(Stored entries)
_ _ _ _ _

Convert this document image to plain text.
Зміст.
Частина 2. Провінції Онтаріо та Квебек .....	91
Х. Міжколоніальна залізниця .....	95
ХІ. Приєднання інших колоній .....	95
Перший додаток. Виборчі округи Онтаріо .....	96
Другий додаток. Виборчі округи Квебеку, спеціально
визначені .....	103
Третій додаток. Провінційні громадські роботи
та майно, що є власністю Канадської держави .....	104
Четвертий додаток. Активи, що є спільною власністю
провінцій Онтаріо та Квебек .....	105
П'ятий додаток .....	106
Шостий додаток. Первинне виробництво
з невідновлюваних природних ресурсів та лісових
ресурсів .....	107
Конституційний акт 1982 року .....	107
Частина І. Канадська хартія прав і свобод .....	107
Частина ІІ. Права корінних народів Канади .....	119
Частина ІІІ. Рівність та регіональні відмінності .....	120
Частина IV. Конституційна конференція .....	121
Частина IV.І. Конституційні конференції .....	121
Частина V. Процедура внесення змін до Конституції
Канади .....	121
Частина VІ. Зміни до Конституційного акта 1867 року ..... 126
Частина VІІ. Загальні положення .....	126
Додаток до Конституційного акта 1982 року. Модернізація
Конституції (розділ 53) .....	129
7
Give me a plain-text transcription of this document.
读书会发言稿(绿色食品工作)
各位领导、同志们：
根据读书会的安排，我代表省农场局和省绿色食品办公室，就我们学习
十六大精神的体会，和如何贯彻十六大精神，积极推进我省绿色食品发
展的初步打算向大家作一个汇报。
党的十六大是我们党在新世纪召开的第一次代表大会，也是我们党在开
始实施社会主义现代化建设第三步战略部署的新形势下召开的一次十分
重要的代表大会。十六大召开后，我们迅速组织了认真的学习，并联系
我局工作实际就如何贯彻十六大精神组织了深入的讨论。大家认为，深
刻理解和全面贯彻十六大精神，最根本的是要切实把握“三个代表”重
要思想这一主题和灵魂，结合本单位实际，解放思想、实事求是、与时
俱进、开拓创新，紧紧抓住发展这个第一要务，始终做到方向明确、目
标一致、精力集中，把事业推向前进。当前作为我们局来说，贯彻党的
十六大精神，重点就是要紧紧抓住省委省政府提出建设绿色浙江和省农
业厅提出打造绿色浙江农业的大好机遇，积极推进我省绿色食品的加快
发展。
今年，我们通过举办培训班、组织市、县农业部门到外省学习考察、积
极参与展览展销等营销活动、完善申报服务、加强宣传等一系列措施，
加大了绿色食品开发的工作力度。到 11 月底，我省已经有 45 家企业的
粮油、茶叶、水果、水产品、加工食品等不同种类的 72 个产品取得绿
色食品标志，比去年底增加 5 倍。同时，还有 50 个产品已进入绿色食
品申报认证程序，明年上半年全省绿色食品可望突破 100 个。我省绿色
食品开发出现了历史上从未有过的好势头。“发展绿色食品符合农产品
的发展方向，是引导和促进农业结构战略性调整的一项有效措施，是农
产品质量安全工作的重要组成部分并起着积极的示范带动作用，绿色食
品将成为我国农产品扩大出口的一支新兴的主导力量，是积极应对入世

_ _ _ _ _

Extract, exactly, the lines above that begin at the line containing "Give me a plain-text" and end at the final line of the records; add no other text.

> _Written answer_
Give me a plain-text transcription of this document.
读书会发言稿(绿色食品工作)
各位领导、同志们：
根据读书会的安排，我代表省农场局和省绿色食品办公室，就我们学习
十六大精神的体会，和如何贯彻十六大精神，积极推进我省绿色食品发
展的初步打算向大家作一个汇报。
党的十六大是我们党在新世纪召开的第一次代表大会，也是我们党在开
始实施社会主义现代化建设第三步战略部署的新形势下召开的一次十分
重要的代表大会。十六大召开后，我们迅速组织了认真的学习，并联系
我局工作实际就如何贯彻十六大精神组织了深入的讨论。大家认为，深
刻理解和全面贯彻十六大精神，最根本的是要切实把握“三个代表”重
要思想这一主题和灵魂，结合本单位实际，解放思想、实事求是、与时
俱进、开拓创新，紧紧抓住发展这个第一要务，始终做到方向明确、目
标一致、精力集中，把事业推向前进。当前作为我们局来说，贯彻党的
十六大精神，重点就是要紧紧抓住省委省政府提出建设绿色浙江和省农
业厅提出打造绿色浙江农业的大好机遇，积极推进我省绿色食品的加快
发展。
今年，我们通过举办培训班、组织市、县农业部门到外省学习考察、积
极参与展览展销等营销活动、完善申报服务、加强宣传等一系列措施，
加大了绿色食品开发的工作力度。到 11 月底，我省已经有 45 家企业的
粮油、茶叶、水果、水产品、加工食品等不同种类的 72 个产品取得绿
色食品标志，比去年底增加 5 倍。同时，还有 50 个产品已进入绿色食
品申报认证程序，明年上半年全省绿色食品可望突破 100 个。我省绿色
食品开发出现了历史上从未有过的好势头。“发展绿色食品符合农产品
的发展方向，是引导和促进农业结构战略性调整的一项有效措施，是农
产品质量安全工作的重要组成部分并起着积极的示范带动作用，绿色食
品将成为我国农产品扩大出口的一支新兴的主导力量，是积极应对入世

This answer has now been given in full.